Problem to solve: Your task is to repeat all of the data exactly while excluding the pictures.

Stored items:
::::::::::

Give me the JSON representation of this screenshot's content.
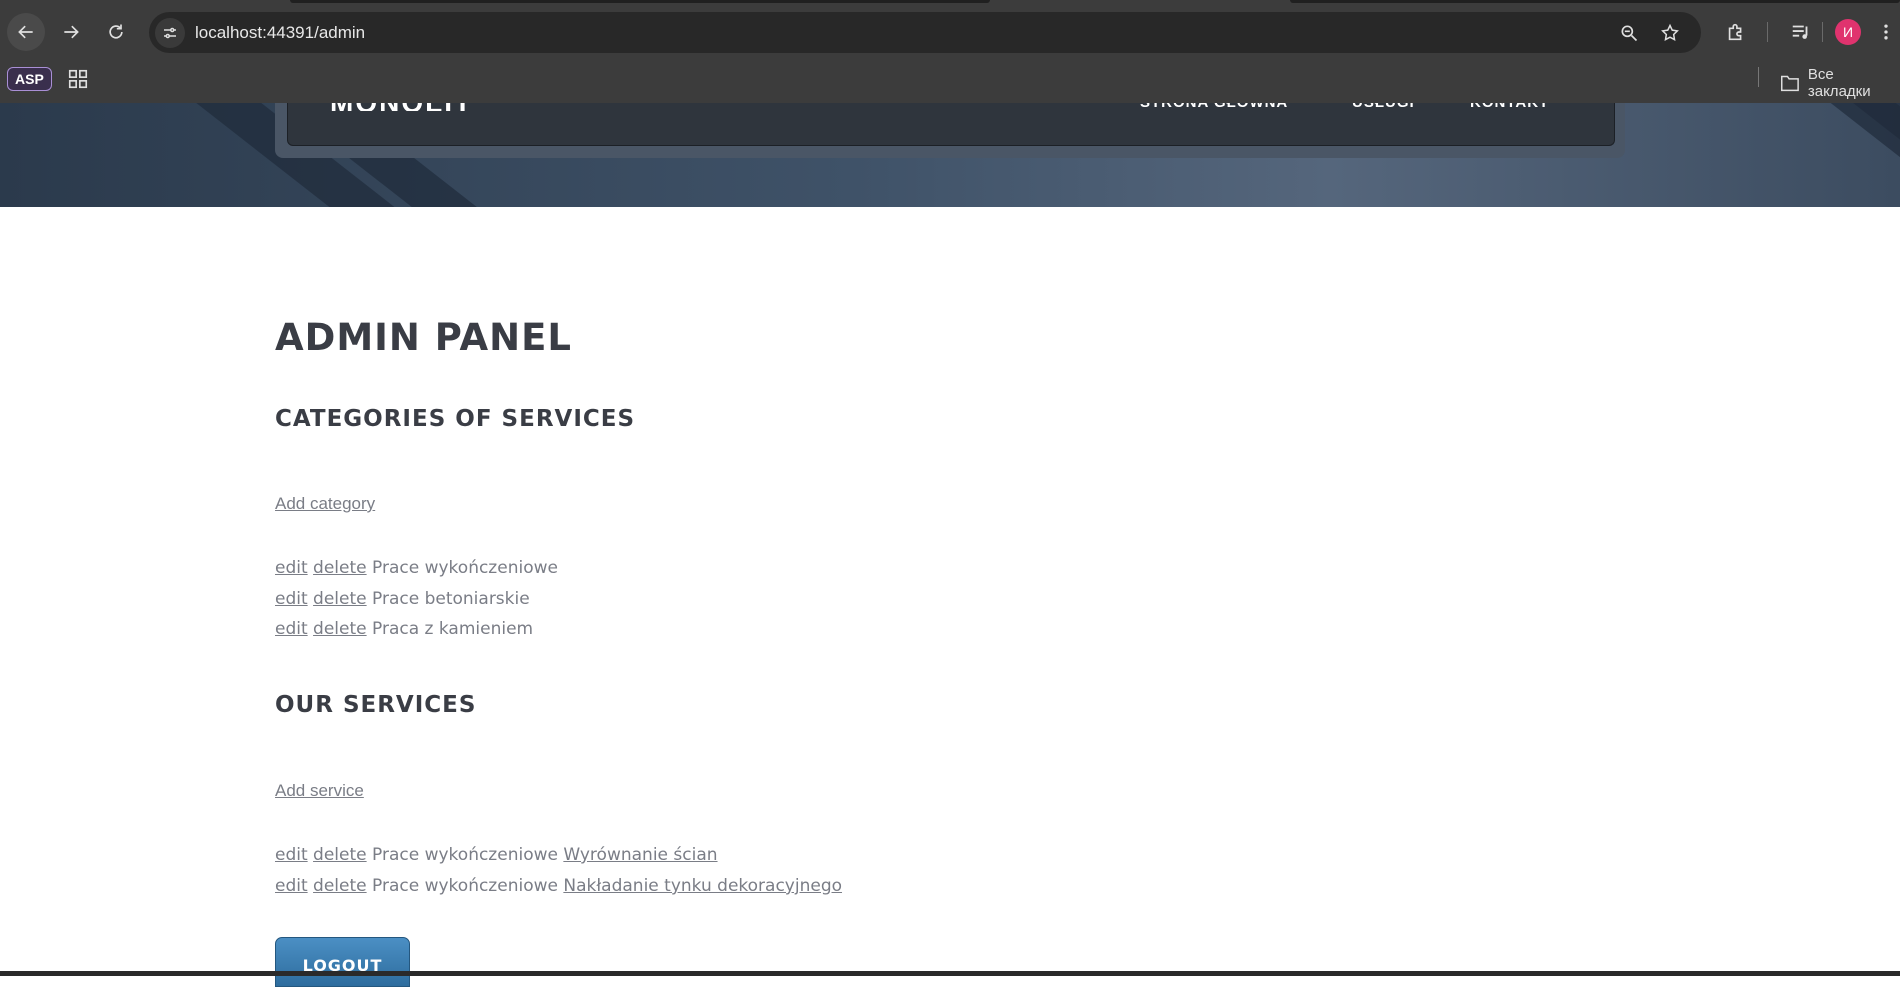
{
  "browser": {
    "url": "localhost:44391/admin",
    "avatar_letter": "И",
    "bookmarks": {
      "asp_label": "ASP",
      "folder_label": "Все закладки"
    }
  },
  "site": {
    "logo": "MONOLIT",
    "nav": [
      "STRONA GŁÓWNA",
      "USŁUGI",
      "KONTAKT"
    ]
  },
  "page": {
    "title": "ADMIN PANEL",
    "categories": {
      "heading": "CATEGORIES OF SERVICES",
      "add_label": "Add category",
      "items": [
        {
          "edit": "edit",
          "delete": "delete",
          "name": "Prace wykończeniowe"
        },
        {
          "edit": "edit",
          "delete": "delete",
          "name": "Prace betoniarskie"
        },
        {
          "edit": "edit",
          "delete": "delete",
          "name": "Praca z kamieniem"
        }
      ]
    },
    "services": {
      "heading": "OUR SERVICES",
      "add_label": "Add service",
      "items": [
        {
          "edit": "edit",
          "delete": "delete",
          "category": "Prace wykończeniowe",
          "name": "Wyrównanie ścian"
        },
        {
          "edit": "edit",
          "delete": "delete",
          "category": "Prace wykończeniowe",
          "name": "Nakładanie tynku dekoracyjnego"
        }
      ]
    },
    "logout_label": "LOGOUT"
  },
  "colors": {
    "chrome": "#3c3c3c",
    "omnibox": "#282828",
    "heading": "#3a3d45",
    "link": "#7a7d86",
    "button": "#2e6d9e",
    "avatar": "#e0336e"
  }
}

::::::::::

Task solution:
Give me the JSON representation of this screenshot's content.
{
  "browser": {
    "url": "localhost:44391/admin",
    "avatar_letter": "И",
    "bookmarks": {
      "asp_label": "ASP",
      "folder_label": "Все закладки"
    }
  },
  "site": {
    "logo": "MONOLIT",
    "nav": [
      "STRONA GŁÓWNA",
      "USŁUGI",
      "KONTAKT"
    ]
  },
  "page": {
    "title": "ADMIN PANEL",
    "categories": {
      "heading": "CATEGORIES OF SERVICES",
      "add_label": "Add category",
      "items": [
        {
          "edit": "edit",
          "delete": "delete",
          "name": "Prace wykończeniowe"
        },
        {
          "edit": "edit",
          "delete": "delete",
          "name": "Prace betoniarskie"
        },
        {
          "edit": "edit",
          "delete": "delete",
          "name": "Praca z kamieniem"
        }
      ]
    },
    "services": {
      "heading": "OUR SERVICES",
      "add_label": "Add service",
      "items": [
        {
          "edit": "edit",
          "delete": "delete",
          "category": "Prace wykończeniowe",
          "name": "Wyrównanie ścian"
        },
        {
          "edit": "edit",
          "delete": "delete",
          "category": "Prace wykończeniowe",
          "name": "Nakładanie tynku dekoracyjnego"
        }
      ]
    },
    "logout_label": "LOGOUT"
  },
  "colors": {
    "chrome": "#3c3c3c",
    "omnibox": "#282828",
    "heading": "#3a3d45",
    "link": "#7a7d86",
    "button": "#2e6d9e",
    "avatar": "#e0336e"
  }
}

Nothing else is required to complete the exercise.